- [GIVEN DATA]:
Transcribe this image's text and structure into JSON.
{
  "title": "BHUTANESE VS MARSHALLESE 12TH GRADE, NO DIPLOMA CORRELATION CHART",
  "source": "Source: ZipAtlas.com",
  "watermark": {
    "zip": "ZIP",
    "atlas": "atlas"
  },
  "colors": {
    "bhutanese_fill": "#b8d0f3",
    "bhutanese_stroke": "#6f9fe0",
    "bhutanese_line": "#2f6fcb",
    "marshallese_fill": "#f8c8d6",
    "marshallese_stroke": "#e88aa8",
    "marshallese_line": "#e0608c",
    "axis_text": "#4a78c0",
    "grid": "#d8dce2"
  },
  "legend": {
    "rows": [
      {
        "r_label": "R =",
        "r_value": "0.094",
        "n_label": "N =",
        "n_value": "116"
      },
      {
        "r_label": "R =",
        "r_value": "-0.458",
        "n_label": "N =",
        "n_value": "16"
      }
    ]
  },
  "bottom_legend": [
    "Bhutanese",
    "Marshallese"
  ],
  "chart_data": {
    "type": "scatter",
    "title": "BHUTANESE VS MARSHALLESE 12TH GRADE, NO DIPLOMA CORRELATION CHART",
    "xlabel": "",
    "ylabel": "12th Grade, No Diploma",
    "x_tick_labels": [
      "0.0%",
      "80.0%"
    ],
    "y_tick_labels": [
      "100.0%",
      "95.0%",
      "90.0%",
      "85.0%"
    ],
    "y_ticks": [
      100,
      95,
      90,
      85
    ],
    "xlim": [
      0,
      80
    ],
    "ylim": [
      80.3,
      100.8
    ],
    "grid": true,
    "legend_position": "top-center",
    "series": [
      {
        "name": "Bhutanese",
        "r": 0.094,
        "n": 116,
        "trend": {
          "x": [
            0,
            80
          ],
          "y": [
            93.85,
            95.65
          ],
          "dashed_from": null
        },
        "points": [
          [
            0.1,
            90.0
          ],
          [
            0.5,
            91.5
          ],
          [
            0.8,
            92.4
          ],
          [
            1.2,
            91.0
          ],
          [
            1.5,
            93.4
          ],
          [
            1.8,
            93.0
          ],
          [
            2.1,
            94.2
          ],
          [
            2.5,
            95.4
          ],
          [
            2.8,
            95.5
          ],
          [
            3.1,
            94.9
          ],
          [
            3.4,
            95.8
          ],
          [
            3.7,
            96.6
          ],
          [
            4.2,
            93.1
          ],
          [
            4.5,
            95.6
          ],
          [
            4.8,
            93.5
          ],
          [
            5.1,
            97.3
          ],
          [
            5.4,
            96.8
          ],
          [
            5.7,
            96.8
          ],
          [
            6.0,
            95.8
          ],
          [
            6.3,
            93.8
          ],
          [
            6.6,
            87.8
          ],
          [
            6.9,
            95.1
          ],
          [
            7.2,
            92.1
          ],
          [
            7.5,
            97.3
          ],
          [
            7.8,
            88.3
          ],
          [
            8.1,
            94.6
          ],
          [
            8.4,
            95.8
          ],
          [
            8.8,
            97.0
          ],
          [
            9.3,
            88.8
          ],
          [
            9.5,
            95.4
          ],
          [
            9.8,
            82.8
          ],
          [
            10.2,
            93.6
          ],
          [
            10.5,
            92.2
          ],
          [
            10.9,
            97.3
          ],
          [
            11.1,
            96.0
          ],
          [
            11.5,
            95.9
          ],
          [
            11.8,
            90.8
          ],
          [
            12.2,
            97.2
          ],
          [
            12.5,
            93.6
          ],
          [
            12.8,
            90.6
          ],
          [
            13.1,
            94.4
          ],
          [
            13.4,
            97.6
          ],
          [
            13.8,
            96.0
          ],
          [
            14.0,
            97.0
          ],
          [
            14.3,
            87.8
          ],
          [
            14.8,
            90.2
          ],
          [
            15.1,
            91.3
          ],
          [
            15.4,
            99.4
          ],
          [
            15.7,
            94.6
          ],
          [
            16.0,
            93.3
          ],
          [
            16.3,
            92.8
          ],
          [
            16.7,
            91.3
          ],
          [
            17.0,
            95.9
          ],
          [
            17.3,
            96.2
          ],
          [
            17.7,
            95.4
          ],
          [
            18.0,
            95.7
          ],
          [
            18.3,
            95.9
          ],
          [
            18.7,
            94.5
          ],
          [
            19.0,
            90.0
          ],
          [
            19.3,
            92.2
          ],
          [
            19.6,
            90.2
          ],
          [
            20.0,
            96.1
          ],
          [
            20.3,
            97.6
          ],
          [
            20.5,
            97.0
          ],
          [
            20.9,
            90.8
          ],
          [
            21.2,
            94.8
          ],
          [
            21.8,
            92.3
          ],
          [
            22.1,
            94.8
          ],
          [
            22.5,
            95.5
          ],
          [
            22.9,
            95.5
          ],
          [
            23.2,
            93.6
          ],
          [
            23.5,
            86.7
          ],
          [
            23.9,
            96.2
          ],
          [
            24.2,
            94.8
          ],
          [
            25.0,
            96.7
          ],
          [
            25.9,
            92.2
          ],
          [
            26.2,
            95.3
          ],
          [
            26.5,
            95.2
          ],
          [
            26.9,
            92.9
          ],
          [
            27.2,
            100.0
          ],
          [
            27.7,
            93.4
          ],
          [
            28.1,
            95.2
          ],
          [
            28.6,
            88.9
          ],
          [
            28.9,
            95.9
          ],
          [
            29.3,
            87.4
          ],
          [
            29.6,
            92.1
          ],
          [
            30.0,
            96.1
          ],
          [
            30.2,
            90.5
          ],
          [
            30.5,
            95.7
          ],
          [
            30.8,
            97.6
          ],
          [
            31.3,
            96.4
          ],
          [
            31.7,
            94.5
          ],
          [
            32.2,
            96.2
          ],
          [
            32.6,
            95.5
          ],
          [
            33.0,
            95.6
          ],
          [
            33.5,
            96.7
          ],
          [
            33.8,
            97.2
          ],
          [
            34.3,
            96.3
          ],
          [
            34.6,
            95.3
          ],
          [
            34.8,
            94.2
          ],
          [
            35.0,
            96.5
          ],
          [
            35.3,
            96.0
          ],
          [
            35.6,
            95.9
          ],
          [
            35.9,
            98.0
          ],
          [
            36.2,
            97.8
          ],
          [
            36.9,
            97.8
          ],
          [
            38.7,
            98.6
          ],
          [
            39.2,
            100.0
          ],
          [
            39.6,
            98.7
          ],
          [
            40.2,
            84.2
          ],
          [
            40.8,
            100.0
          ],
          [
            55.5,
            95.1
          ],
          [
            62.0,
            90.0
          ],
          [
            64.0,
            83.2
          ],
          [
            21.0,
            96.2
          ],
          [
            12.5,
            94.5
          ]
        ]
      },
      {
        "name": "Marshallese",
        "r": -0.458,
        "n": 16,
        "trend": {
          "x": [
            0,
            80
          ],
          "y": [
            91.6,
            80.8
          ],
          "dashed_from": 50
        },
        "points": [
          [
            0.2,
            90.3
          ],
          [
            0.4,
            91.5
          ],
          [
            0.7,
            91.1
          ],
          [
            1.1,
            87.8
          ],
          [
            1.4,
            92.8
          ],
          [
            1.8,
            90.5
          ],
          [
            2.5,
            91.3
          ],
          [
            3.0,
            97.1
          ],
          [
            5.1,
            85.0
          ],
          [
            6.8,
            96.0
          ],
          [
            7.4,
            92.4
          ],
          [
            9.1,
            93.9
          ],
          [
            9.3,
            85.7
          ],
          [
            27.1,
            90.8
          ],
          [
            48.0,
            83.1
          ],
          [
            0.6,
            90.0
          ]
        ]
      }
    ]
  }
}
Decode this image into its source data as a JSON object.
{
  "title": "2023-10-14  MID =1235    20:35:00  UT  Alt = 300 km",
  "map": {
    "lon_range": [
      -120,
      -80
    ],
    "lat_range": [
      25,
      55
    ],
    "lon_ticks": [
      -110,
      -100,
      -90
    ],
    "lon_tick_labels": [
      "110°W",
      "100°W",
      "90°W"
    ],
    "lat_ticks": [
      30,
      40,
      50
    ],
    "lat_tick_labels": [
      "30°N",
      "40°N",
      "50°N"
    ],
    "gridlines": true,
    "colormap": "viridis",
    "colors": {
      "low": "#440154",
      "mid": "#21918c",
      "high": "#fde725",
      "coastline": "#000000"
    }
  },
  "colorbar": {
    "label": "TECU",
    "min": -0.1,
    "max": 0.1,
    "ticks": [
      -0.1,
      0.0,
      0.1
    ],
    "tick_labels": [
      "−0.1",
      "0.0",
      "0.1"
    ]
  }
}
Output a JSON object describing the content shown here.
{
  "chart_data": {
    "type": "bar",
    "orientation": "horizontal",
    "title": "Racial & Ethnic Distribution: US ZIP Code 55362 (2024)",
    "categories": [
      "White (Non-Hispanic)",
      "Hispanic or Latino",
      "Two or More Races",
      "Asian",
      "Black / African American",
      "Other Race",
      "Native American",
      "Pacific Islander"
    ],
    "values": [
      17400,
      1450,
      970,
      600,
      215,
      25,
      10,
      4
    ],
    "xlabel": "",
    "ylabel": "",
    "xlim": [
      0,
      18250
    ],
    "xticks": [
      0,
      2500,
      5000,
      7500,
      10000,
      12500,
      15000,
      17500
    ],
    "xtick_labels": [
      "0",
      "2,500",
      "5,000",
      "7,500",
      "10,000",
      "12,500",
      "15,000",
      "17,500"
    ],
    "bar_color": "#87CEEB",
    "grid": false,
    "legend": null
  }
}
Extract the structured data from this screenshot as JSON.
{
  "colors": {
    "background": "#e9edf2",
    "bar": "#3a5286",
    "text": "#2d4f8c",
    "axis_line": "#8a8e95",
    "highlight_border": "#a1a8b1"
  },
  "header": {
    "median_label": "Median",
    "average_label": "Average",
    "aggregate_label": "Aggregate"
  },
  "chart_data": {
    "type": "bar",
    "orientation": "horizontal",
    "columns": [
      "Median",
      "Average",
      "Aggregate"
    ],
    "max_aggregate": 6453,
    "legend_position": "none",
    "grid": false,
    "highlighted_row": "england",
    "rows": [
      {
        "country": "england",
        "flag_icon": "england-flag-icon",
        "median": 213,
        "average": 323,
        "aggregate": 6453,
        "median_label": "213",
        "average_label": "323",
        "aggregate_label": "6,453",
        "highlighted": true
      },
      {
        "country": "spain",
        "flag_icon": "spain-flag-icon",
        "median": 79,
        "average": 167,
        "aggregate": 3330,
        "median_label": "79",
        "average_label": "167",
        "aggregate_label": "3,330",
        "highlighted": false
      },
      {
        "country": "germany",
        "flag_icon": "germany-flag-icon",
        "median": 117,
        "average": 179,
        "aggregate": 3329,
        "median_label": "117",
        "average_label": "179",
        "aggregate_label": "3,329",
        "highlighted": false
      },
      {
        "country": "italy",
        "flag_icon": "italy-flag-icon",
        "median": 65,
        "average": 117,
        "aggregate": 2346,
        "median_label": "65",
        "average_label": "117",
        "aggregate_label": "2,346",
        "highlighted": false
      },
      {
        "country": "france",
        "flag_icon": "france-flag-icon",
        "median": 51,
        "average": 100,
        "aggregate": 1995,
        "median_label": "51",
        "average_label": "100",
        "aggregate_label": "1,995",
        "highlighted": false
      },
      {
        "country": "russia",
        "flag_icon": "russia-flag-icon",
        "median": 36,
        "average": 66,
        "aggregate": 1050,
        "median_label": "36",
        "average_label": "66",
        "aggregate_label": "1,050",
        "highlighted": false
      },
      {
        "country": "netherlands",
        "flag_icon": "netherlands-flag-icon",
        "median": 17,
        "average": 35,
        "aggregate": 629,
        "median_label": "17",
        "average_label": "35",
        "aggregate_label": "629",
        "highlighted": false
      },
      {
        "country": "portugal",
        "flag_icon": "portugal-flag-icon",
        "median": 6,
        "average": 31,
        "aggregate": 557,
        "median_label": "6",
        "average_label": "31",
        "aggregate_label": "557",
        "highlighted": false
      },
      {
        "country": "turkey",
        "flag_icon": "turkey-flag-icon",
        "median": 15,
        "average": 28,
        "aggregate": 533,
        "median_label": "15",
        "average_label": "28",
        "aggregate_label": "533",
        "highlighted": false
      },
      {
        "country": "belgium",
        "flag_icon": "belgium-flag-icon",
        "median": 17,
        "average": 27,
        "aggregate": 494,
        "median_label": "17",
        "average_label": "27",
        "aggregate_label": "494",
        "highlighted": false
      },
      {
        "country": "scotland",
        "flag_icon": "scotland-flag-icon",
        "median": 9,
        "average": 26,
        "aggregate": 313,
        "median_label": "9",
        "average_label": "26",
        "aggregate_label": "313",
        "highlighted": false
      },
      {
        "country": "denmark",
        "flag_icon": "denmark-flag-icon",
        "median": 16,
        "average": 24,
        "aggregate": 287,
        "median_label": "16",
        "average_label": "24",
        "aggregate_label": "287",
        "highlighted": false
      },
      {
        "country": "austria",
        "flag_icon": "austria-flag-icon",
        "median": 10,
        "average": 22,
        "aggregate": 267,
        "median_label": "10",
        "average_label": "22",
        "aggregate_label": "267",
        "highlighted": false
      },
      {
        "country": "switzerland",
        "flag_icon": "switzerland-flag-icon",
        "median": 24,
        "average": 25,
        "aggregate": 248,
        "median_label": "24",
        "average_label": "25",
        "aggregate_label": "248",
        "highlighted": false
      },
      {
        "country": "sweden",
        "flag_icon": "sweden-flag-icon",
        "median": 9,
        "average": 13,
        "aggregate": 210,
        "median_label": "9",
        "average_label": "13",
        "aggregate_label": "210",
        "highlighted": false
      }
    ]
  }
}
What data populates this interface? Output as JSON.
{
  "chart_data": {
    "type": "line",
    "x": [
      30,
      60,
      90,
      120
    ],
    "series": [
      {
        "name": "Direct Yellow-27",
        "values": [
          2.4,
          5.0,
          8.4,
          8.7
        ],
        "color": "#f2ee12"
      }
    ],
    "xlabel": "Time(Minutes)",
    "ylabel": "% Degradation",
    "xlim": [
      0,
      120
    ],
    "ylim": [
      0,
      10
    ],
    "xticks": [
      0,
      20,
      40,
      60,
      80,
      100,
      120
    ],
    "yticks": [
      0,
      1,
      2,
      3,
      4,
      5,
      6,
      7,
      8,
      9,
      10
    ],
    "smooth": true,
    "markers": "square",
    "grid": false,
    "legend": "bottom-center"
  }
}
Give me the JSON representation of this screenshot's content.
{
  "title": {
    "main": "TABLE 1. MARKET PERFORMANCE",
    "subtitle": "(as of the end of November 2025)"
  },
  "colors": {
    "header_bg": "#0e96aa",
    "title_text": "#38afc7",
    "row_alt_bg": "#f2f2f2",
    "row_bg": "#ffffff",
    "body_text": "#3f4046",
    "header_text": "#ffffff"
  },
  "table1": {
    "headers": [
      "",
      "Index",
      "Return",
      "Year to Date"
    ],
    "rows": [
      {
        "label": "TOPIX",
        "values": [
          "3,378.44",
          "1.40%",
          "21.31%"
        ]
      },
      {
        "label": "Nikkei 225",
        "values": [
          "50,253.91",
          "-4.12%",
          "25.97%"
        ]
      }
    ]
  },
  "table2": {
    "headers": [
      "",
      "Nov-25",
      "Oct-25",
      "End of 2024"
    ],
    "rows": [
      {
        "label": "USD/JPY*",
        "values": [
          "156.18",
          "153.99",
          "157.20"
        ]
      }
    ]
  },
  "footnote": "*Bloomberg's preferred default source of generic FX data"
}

- [STATED TASK]:
Quote the line that contains "Give me the" and each line after it through the end of the data, exactly, leaving out everything else.

- [CORRECT RESPONSE]:
Give me the JSON representation of this screenshot's content.
{
  "title": {
    "main": "TABLE 1. MARKET PERFORMANCE",
    "subtitle": "(as of the end of November 2025)"
  },
  "colors": {
    "header_bg": "#0e96aa",
    "title_text": "#38afc7",
    "row_alt_bg": "#f2f2f2",
    "row_bg": "#ffffff",
    "body_text": "#3f4046",
    "header_text": "#ffffff"
  },
  "table1": {
    "headers": [
      "",
      "Index",
      "Return",
      "Year to Date"
    ],
    "rows": [
      {
        "label": "TOPIX",
        "values": [
          "3,378.44",
          "1.40%",
          "21.31%"
        ]
      },
      {
        "label": "Nikkei 225",
        "values": [
          "50,253.91",
          "-4.12%",
          "25.97%"
        ]
      }
    ]
  },
  "table2": {
    "headers": [
      "",
      "Nov-25",
      "Oct-25",
      "End of 2024"
    ],
    "rows": [
      {
        "label": "USD/JPY*",
        "values": [
          "156.18",
          "153.99",
          "157.20"
        ]
      }
    ]
  },
  "footnote": "*Bloomberg's preferred default source of generic FX data"
}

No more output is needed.